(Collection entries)
>> Start

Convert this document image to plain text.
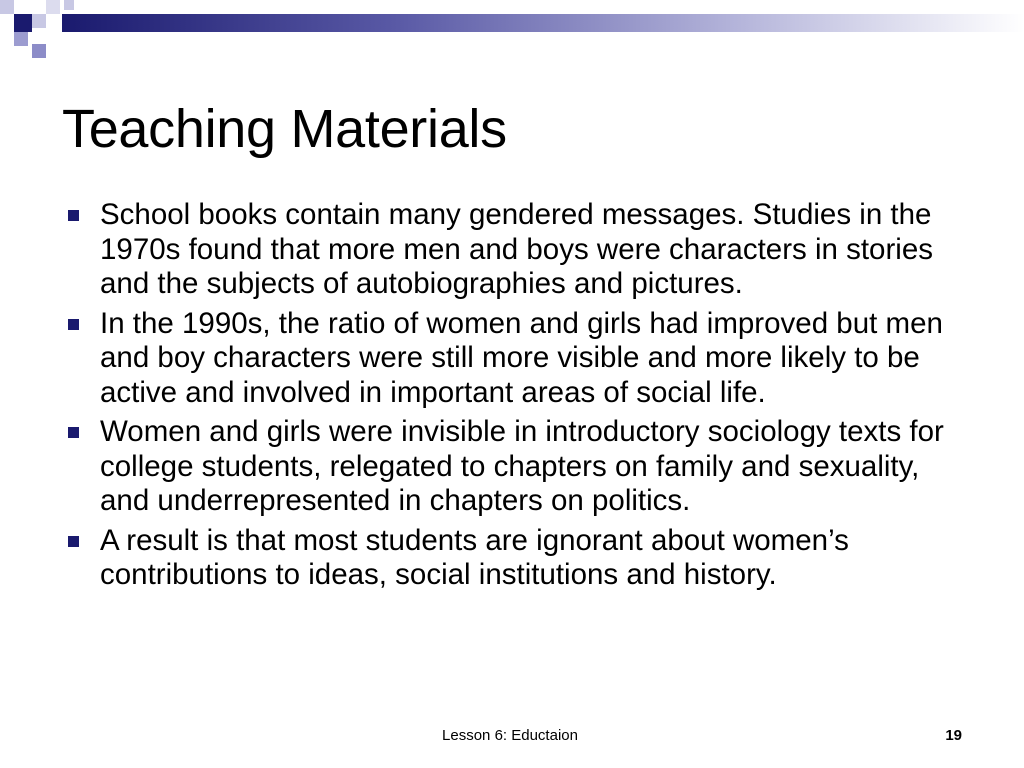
Teaching Materials
School books contain many gendered messages. Studies in the 1970s found that more men and boys were characters in stories and the subjects of autobiographies and pictures.
In the 1990s, the ratio of women and girls had improved but men and boy characters were still more visible and more likely to be active and involved in important areas of social life.
Women and girls were invisible in introductory sociology texts for college students, relegated to chapters on family and sexuality, and underrepresented in chapters on politics.
A result is that most students are ignorant about women’s contributions to ideas, social institutions and history.
Lesson 6: Eductaion	19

>> End

→ Direction: Each record above must be returned exactly as written, with its pictures omitted.

→ Answer to this problem:
Convert this document image to plain text.
Teaching Materials
School books contain many gendered messages. Studies in the 1970s found that more men and boys were characters in stories and the subjects of autobiographies and pictures.
In the 1990s, the ratio of women and girls had improved but men and boy characters were still more visible and more likely to be active and involved in important areas of social life.
Women and girls were invisible in introductory sociology texts for college students, relegated to chapters on family and sexuality, and underrepresented in chapters on politics.
A result is that most students are ignorant about women’s contributions to ideas, social institutions and history.
Lesson 6: Eductaion	19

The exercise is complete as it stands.